STATED EXERCISE: Below is a set of records; restate each one word for word.

GIVEN INFORMATION:

= = =

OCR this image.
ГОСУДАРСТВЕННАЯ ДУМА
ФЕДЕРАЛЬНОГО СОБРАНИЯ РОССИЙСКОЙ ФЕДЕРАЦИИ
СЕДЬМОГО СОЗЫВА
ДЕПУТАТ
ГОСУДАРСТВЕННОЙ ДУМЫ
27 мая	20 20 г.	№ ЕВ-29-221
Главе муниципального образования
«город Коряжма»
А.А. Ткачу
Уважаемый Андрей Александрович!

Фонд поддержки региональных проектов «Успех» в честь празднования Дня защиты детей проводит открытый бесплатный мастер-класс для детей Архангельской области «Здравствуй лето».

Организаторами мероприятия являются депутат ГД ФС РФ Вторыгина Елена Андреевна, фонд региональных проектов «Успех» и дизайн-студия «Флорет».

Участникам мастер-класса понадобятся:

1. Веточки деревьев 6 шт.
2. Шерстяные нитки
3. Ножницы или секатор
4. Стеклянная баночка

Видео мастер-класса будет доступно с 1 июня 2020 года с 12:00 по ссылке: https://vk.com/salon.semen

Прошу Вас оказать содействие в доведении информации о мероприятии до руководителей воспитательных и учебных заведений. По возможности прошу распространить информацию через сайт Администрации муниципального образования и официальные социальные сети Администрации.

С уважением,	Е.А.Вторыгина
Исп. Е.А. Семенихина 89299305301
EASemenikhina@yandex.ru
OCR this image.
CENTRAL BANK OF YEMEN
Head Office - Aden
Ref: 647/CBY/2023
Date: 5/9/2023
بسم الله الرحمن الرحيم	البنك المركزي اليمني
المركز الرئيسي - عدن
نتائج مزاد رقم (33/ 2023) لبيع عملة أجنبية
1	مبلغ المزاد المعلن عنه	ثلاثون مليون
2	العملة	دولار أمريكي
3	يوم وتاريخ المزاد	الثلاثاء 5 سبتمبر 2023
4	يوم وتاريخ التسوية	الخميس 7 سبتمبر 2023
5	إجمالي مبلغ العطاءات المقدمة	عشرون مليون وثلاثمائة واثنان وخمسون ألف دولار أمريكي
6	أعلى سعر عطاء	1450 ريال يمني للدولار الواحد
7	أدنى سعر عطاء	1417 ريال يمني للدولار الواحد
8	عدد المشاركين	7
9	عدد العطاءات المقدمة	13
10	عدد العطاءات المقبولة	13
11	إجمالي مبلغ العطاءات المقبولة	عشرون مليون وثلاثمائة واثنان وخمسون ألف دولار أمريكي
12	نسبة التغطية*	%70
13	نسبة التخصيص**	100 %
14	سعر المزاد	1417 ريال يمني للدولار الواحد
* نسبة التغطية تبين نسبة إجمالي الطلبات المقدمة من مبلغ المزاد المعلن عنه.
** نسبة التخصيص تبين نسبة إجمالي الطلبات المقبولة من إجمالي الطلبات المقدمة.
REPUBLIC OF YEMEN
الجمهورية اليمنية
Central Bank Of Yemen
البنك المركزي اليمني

= = =

SOLUTION TO THIS PROBLEM:
OCR this image.
ГОСУДАРСТВЕННАЯ ДУМА
ФЕДЕРАЛЬНОГО СОБРАНИЯ РОССИЙСКОЙ ФЕДЕРАЦИИ
СЕДЬМОГО СОЗЫВА
ДЕПУТАТ
ГОСУДАРСТВЕННОЙ ДУМЫ
27 мая	20 20 г.	№ ЕВ-29-221
Главе муниципального образования
«город Коряжма»
А.А. Ткачу
Уважаемый Андрей Александрович!

Фонд поддержки региональных проектов «Успех» в честь празднования Дня защиты детей проводит открытый бесплатный мастер-класс для детей Архангельской области «Здравствуй лето».

Организаторами мероприятия являются депутат ГД ФС РФ Вторыгина Елена Андреевна, фонд региональных проектов «Успех» и дизайн-студия «Флорет».

Участникам мастер-класса понадобятся:

1. Веточки деревьев 6 шт.
2. Шерстяные нитки
3. Ножницы или секатор
4. Стеклянная баночка

Видео мастер-класса будет доступно с 1 июня 2020 года с 12:00 по ссылке: https://vk.com/salon.semen

Прошу Вас оказать содействие в доведении информации о мероприятии до руководителей воспитательных и учебных заведений. По возможности прошу распространить информацию через сайт Администрации муниципального образования и официальные социальные сети Администрации.

С уважением,	Е.А.Вторыгина
Исп. Е.А. Семенихина 89299305301
EASemenikhina@yandex.ru
OCR this image.
CENTRAL BANK OF YEMEN
Head Office - Aden
Ref: 647/CBY/2023
Date: 5/9/2023
بسم الله الرحمن الرحيم	البنك المركزي اليمني
المركز الرئيسي - عدن
نتائج مزاد رقم (33/ 2023) لبيع عملة أجنبية
1	مبلغ المزاد المعلن عنه	ثلاثون مليون
2	العملة	دولار أمريكي
3	يوم وتاريخ المزاد	الثلاثاء 5 سبتمبر 2023
4	يوم وتاريخ التسوية	الخميس 7 سبتمبر 2023
5	إجمالي مبلغ العطاءات المقدمة	عشرون مليون وثلاثمائة واثنان وخمسون ألف دولار أمريكي
6	أعلى سعر عطاء	1450 ريال يمني للدولار الواحد
7	أدنى سعر عطاء	1417 ريال يمني للدولار الواحد
8	عدد المشاركين	7
9	عدد العطاءات المقدمة	13
10	عدد العطاءات المقبولة	13
11	إجمالي مبلغ العطاءات المقبولة	عشرون مليون وثلاثمائة واثنان وخمسون ألف دولار أمريكي
12	نسبة التغطية*	%70
13	نسبة التخصيص**	100 %
14	سعر المزاد	1417 ريال يمني للدولار الواحد
* نسبة التغطية تبين نسبة إجمالي الطلبات المقدمة من مبلغ المزاد المعلن عنه.
** نسبة التخصيص تبين نسبة إجمالي الطلبات المقبولة من إجمالي الطلبات المقدمة.
REPUBLIC OF YEMEN
الجمهورية اليمنية
Central Bank Of Yemen
البنك المركزي اليمني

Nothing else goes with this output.